#### PROVIDED RECORDS

━━━

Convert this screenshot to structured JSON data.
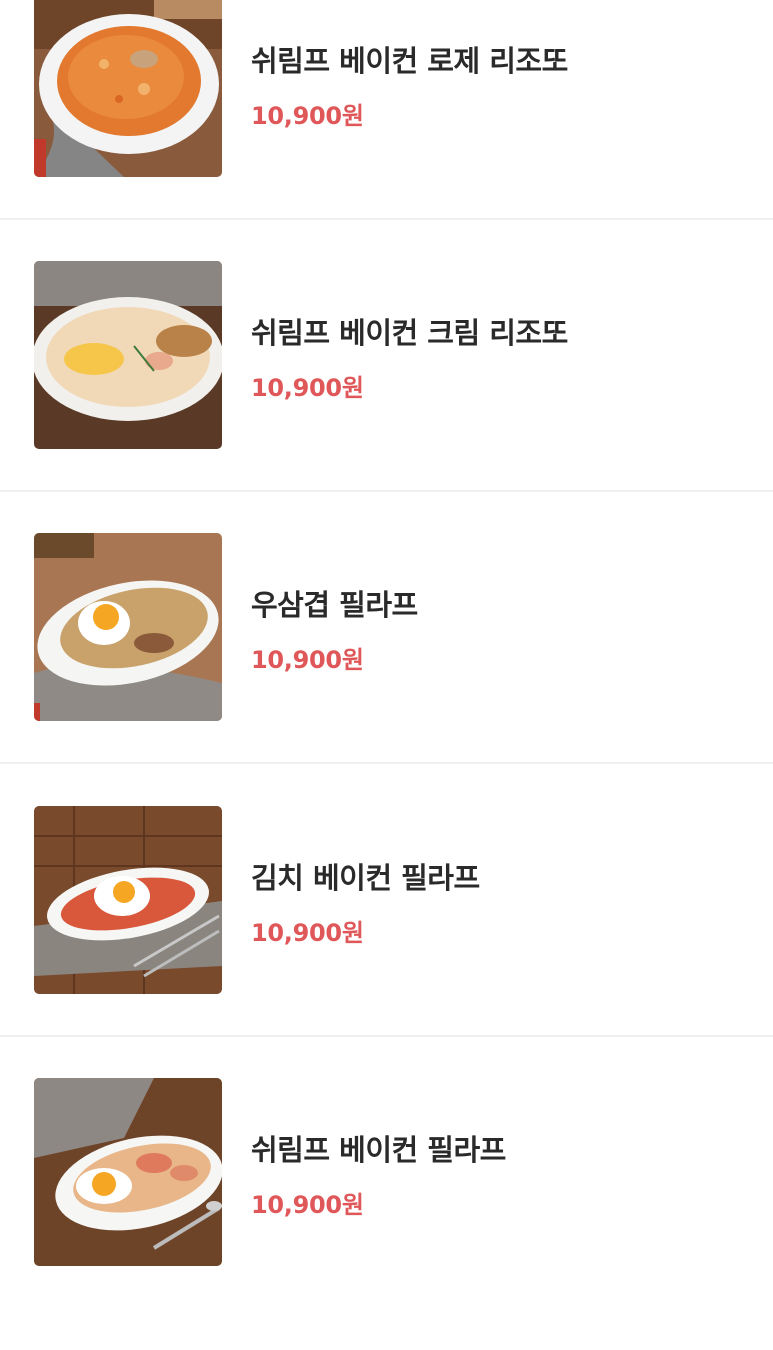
{
  "menu": {
    "items": [
      {
        "name": "쉬림프 베이컨 로제 리조또",
        "price": "10,900원",
        "image": "rose-risotto-photo"
      },
      {
        "name": "쉬림프 베이컨 크림 리조또",
        "price": "10,900원",
        "image": "cream-risotto-photo"
      },
      {
        "name": "우삼겹 필라프",
        "price": "10,900원",
        "image": "beef-pilaf-photo"
      },
      {
        "name": "김치 베이컨 필라프",
        "price": "10,900원",
        "image": "kimchi-pilaf-photo"
      },
      {
        "name": "쉬림프 베이컨 필라프",
        "price": "10,900원",
        "image": "shrimp-pilaf-photo"
      }
    ]
  },
  "colors": {
    "price": "#e0575a",
    "name": "#2a2a2a",
    "divider": "#efefef",
    "background": "#ffffff"
  }
}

━━━

#### YOUR GOAL
Reproduce the whole listing exactly, but not the images in it.

#### ANSWER TO THE PROBLEM
Convert this screenshot to structured JSON data.
{
  "menu": {
    "items": [
      {
        "name": "쉬림프 베이컨 로제 리조또",
        "price": "10,900원",
        "image": "rose-risotto-photo"
      },
      {
        "name": "쉬림프 베이컨 크림 리조또",
        "price": "10,900원",
        "image": "cream-risotto-photo"
      },
      {
        "name": "우삼겹 필라프",
        "price": "10,900원",
        "image": "beef-pilaf-photo"
      },
      {
        "name": "김치 베이컨 필라프",
        "price": "10,900원",
        "image": "kimchi-pilaf-photo"
      },
      {
        "name": "쉬림프 베이컨 필라프",
        "price": "10,900원",
        "image": "shrimp-pilaf-photo"
      }
    ]
  },
  "colors": {
    "price": "#e0575a",
    "name": "#2a2a2a",
    "divider": "#efefef",
    "background": "#ffffff"
  }
}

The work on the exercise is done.